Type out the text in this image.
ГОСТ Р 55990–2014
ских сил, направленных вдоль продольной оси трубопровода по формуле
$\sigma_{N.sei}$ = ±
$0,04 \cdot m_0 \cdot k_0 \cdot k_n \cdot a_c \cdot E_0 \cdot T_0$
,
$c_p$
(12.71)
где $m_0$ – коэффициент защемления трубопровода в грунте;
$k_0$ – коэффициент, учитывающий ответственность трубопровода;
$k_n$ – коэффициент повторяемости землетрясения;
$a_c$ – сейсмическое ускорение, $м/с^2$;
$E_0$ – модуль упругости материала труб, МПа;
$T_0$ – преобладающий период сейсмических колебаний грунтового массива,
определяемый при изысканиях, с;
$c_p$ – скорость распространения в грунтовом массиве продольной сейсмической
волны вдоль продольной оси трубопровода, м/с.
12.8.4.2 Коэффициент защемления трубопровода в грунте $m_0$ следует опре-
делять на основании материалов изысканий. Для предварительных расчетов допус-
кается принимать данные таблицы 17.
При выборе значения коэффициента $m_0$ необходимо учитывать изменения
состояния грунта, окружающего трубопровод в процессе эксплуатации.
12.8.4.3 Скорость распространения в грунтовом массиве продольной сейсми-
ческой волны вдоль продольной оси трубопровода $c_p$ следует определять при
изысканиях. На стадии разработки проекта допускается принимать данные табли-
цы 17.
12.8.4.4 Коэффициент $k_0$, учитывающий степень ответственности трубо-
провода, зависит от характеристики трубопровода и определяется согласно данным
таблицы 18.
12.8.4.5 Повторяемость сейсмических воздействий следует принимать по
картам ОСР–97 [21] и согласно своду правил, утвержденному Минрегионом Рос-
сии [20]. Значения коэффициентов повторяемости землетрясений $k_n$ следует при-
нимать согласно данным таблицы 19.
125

:::::

* [Short task]: Reproduce the full set of records precisely.

* [Expected output]:
Type out the text in this image.
ГОСТ Р 55990–2014
ских сил, направленных вдоль продольной оси трубопровода по формуле
$\sigma_{N.sei}$ = ±
$0,04 \cdot m_0 \cdot k_0 \cdot k_n \cdot a_c \cdot E_0 \cdot T_0$
,
$c_p$
(12.71)
где $m_0$ – коэффициент защемления трубопровода в грунте;
$k_0$ – коэффициент, учитывающий ответственность трубопровода;
$k_n$ – коэффициент повторяемости землетрясения;
$a_c$ – сейсмическое ускорение, $м/с^2$;
$E_0$ – модуль упругости материала труб, МПа;
$T_0$ – преобладающий период сейсмических колебаний грунтового массива,
определяемый при изысканиях, с;
$c_p$ – скорость распространения в грунтовом массиве продольной сейсмической
волны вдоль продольной оси трубопровода, м/с.
12.8.4.2 Коэффициент защемления трубопровода в грунте $m_0$ следует опре-
делять на основании материалов изысканий. Для предварительных расчетов допус-
кается принимать данные таблицы 17.
При выборе значения коэффициента $m_0$ необходимо учитывать изменения
состояния грунта, окружающего трубопровод в процессе эксплуатации.
12.8.4.3 Скорость распространения в грунтовом массиве продольной сейсми-
ческой волны вдоль продольной оси трубопровода $c_p$ следует определять при
изысканиях. На стадии разработки проекта допускается принимать данные табли-
цы 17.
12.8.4.4 Коэффициент $k_0$, учитывающий степень ответственности трубо-
провода, зависит от характеристики трубопровода и определяется согласно данным
таблицы 18.
12.8.4.5 Повторяемость сейсмических воздействий следует принимать по
картам ОСР–97 [21] и согласно своду правил, утвержденному Минрегионом Рос-
сии [20]. Значения коэффициентов повторяемости землетрясений $k_n$ следует при-
нимать согласно данным таблицы 19.
125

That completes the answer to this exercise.